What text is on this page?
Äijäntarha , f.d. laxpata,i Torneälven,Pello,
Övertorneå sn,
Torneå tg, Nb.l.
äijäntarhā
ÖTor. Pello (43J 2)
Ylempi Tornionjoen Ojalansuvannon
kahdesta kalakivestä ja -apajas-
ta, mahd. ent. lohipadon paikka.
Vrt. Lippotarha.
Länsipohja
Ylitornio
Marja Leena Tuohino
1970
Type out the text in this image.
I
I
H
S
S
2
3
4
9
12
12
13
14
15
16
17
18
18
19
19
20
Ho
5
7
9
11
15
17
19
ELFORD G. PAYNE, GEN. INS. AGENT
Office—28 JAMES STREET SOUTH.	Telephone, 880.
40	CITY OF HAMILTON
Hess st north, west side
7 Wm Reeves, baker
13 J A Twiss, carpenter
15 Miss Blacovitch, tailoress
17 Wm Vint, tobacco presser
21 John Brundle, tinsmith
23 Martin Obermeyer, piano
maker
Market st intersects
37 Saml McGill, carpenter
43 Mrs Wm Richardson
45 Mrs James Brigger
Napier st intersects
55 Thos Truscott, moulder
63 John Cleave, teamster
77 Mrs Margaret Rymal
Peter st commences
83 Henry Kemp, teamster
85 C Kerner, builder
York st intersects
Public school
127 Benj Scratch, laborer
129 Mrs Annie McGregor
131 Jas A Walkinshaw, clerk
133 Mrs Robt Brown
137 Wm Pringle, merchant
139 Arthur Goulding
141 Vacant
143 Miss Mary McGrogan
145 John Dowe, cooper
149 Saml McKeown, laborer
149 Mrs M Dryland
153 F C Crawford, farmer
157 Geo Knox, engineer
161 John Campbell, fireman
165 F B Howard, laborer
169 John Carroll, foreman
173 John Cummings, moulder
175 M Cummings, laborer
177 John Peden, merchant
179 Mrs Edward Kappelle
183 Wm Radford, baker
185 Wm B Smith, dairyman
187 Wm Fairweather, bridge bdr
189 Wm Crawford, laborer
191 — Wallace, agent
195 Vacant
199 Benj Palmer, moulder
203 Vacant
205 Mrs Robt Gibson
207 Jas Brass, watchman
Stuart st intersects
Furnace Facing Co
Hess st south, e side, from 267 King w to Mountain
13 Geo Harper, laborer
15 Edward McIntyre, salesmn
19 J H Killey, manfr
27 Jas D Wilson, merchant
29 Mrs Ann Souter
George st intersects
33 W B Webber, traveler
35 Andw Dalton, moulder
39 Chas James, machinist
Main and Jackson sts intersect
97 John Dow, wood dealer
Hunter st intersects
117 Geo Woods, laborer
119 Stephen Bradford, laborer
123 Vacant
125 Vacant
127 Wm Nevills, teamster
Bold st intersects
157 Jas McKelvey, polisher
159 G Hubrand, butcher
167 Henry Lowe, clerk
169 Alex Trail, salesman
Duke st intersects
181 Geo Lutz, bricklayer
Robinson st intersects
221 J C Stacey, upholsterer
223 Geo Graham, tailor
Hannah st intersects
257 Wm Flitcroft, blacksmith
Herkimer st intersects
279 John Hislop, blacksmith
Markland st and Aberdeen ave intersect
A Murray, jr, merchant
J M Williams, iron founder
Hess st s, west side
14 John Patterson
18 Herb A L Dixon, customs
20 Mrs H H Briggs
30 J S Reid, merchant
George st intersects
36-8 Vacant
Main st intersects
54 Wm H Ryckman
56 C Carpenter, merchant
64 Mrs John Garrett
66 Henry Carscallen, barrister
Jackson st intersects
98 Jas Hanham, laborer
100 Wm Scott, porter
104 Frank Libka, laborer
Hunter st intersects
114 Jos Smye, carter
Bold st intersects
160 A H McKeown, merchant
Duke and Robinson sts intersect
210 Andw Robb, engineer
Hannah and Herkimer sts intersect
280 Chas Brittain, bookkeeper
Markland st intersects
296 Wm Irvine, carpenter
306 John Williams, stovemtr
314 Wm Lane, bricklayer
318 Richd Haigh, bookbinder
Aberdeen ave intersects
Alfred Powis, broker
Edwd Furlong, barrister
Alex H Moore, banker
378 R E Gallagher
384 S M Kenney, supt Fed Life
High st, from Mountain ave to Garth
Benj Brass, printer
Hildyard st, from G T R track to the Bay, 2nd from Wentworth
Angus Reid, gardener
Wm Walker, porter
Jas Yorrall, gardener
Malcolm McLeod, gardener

□ □ □ □

» Set problem
Filter the records down to the lines that contain the string "baker", and copy those lines.

» Solution to this exercise
7 Wm Reeves, baker
183 Wm Radford, baker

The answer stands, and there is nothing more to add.